**Dettagli esercizio:** Trasforma in un elenco il paragrafo del testo sul Serchio che inizia con «C'era il porto del Cinacchino», mantenendo i fatti principali.

**Testo fornito:**
§

Così era diviso il Serchio secondo la topografia di mio padre, riferendosi ai ponti di Migliarino (quello di muro dell'Aurelia e quello di ferro della ferrovia) e con l'intendimento di voler dire "sotto" per a mare e "sopra" per a monte. Così, per indicare alcuni punti precisi della riva, si riferiva alla morfologia del luogo oppure agli abitanti delle case in golena o ad avvenimenti ivi successi.
C'era il porto del Cinacchino, proprio di fronte alla chiesa, dove la famiglia Cinacchi legava i barchetti della rena che veniva estratta a mano dal fondo del fiume con lunghe pale piatte e forate, portata a riva ed ammassata in cumuli e poi venduta ai muratori che la pagavano un tanto a corbello. Andando verso il mare si trovava "dal Bobo", "da Mario di Pipetta", "il Camposanto", "all'isola", "nel motaio", "al puntone". Questo sulla riva di Migliarino mentre di fronte c'era "il Baldacci", "le vigne", "la piaggia", "il Dal Borgo", "il Marmo", "la pedata dei cammelli".

A proposito di questi due ultimi nomi, si pensa che il primo sia derivato dal porto dove traversavano o attraccavano i carichi di marmo provenienti da Carrara e usati per la costruzione dei monumenti della Piazza dei Miracoli. Il secondo era dovuto alla continua presenza di quegli esotici animali che avevano importati un re d'Italia in quei boschi usati per le reali cacce e che usavano sempre la stessa via per recarsi a bere le "chiare acque del Serchio".
Non bastava però conoscere le rive, ma più serviva conoscere il fondo del fiume, se vi erano secche o buche, pietre o sabbia, erba o alberi sommersi e, piano piano, provando e riprovando, sbagliando e rivedendo, arrivai a conoscere ogni metro di fondo dalla Piaggia di Nodica a Bocca di Serchio, tredici chilometri d'acqua.

§

**Righe:**
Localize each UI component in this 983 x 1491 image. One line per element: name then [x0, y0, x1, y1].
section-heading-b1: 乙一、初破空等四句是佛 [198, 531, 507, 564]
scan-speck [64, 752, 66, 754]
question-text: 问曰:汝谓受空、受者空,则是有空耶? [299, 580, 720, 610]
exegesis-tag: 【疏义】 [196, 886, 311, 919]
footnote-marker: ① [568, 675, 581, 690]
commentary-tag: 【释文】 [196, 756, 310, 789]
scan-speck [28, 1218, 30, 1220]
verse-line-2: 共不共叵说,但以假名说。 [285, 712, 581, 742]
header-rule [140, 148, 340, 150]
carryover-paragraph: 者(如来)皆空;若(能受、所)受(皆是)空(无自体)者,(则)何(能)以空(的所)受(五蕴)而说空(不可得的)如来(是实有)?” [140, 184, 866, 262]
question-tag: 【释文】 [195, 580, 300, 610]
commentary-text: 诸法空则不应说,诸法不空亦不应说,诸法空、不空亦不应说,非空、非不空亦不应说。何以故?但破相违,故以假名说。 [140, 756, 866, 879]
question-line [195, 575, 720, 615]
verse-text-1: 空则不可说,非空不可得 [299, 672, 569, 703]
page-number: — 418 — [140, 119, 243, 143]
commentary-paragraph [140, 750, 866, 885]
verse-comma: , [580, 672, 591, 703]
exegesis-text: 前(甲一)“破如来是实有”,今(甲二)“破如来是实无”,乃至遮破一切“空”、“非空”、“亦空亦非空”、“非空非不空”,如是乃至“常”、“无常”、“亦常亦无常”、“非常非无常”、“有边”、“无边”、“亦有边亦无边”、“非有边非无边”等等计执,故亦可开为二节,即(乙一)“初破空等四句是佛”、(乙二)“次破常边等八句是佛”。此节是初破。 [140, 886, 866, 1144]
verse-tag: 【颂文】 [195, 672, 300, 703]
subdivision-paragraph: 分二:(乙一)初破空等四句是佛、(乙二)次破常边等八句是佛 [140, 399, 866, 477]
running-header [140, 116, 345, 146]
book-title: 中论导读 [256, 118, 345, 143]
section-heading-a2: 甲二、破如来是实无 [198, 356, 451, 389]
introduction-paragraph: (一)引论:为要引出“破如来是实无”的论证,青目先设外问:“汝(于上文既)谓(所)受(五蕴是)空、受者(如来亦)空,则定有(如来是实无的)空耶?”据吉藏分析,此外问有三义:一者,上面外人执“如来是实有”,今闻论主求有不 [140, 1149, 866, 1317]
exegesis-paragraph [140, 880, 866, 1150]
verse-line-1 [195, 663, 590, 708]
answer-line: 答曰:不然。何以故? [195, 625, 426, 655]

§

**Risposta completa:**
- Porto del Cinacchino: di fronte alla chiesa, dove la famiglia Cinacchi legava i barchetti della rena.
- La rena veniva estratta a mano dal fondo del fiume con lunghe pale piatte e forate, ammassata in cumuli a riva e venduta ai muratori a un tanto a corbello.
- Luoghi sulla riva di Migliarino, andando verso il mare: "dal Bobo", "da Mario di Pipetta", "il Camposanto", "all'isola", "nel motaio", "al puntone".
- Luoghi sulla riva opposta: "il Baldacci", "le vigne", "la piaggia", "il Dal Borgo", "il Marmo", "la pedata dei cammelli".